* Activity A
Answer these questions using the text about Palo Alto's security strategy:
(i) According to the text, what three effects does using many standalone tools from different vendors have?
(ii) Which acquisition focuses on specific risks around AI and machine learning?
(iii) Toward protecting what does the company communicate a shift with Koi?
* Activity B
Write out the text about Palo Alto's security strategy starting with "AI acquisitions as" and going on through "new AI-based workflows.", switching "puzzle" to "picture".
* Activity C
Proceed with the text about Palo Alto's security strategy from the point where it stops.

Security teams in practice often use many standalone tools from different vendors. This increases complexity, costs, and worsens incident response time. Palo Alto therefore communicates a platform approach, where network security, cloud, SOC, and identity are combined into a single ecosystem with unified data and automation. AI enters this in two ways. On the one hand, it increases the volume and speed of attacks, so companies want more automation and better telemetry processing. On the other hand, more new places emerge through which an attacker can strike when companies deploy models, AI agents, plugins, and connections to internal data. This creates room for new products as well as new acquisitions.
AI acquisitions as an accelerator of the product portfolio
The most visible AI direction was the announcement of the acquisition of Protect AI, which focuses on specific risks around AI and machine learning, including models, data, and the runtime layer. This type of capability can be connected directly to the security platforms that Palo Alto already sells to large enterprises, so the company gains faster entry into a new category without having to build everything from scratch. Another piece of the puzzle is Koi, where the company communicates a shift toward protecting the agentic endpoint. In other words, it is the reality where endpoints are running not only user applications, but also scripts, plugins, and AI tools with access to data and systems. Acquisitions in this area are meant to support the vision that Palo Alto will address security even for new AI-based workflows.

* Collected data entries
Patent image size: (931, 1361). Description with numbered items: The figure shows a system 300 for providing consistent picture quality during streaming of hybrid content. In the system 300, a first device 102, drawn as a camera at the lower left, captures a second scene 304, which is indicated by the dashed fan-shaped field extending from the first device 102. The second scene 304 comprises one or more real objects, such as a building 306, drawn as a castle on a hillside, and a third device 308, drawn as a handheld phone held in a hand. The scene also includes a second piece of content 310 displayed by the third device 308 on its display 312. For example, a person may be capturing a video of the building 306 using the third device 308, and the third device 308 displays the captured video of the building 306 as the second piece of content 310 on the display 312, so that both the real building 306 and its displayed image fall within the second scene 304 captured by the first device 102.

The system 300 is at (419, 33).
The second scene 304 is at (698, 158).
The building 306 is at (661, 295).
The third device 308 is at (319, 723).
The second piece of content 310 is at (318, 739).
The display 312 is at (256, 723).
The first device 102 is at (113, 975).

* Exercise result A
(i) It increases complexity and costs and worsens incident response time.
(ii) Protect AI.
(iii) The agentic endpoint.

* Exercise result B
AI acquisitions as an accelerator of the product portfolio
The most visible AI direction was the announcement of the acquisition of Protect AI, which focuses on specific risks around AI and machine learning, including models, data, and the runtime layer. This type of capability can be connected directly to the security platforms that Palo Alto already sells to large enterprises, so the company gains faster entry into a new category without having to build everything from scratch. Another piece of the picture is Koi, where the company communicates a shift toward protecting the agentic endpoint. In other words, it is the reality where endpoints are running not only user applications, but also scripts, plugins, and AI tools with access to data and systems. Acquisitions in this area are meant to support the vision that Palo Alto will address security even for new AI-based workflows.

* Exercise result C
CyberArk and Chronosphere change the business and cost mix
The acquisition of CyberArk moves Palo Alto into identity protection, an area that has become one of the most important security pillars in recent years. Identity is often the first point through which an attacker gains access, and with AI, this problem is multiplied by the growth of machine identities and autonomous agents. Palo Alto thereby gains a strong platform for protecting and controlling administrative access, which allows it to offer customers a broader package of security services.
Chronosphere, in turn, moves the company toward better monitoring and visibility into what is happening in the cloud and applications. At first glance, this may look outside of cybersecurity, but in practice, a modern SOC is built on data. As the volume of logs, events, and telemetry grows, costs grow as well. Integrating monitoring tools and gaining better insight into what is happening in systems makes sense if the company can reduce the number of unnecessary alerts and speed up automated incident response. At the same time, however, it is another major integration that increases costs in the short term.
Rising costs and why management lowered the profitability outlook
In fiscal Q2 2026, Palo Alto grew in revenue as well as in key recurring metrics. Revenue increased year over year by 15% to approximately USD 2.6 billion. Next Generation Security ARR increased by 33% to USD 6.3 billion, and RPO grew by 23% to USD 16 billion. On an adjusted earnings basis, the company delivered USD 1.03 per share, which suggests that the core business is still working.*

Stock price performance of Palo Alto Networks over the last five years.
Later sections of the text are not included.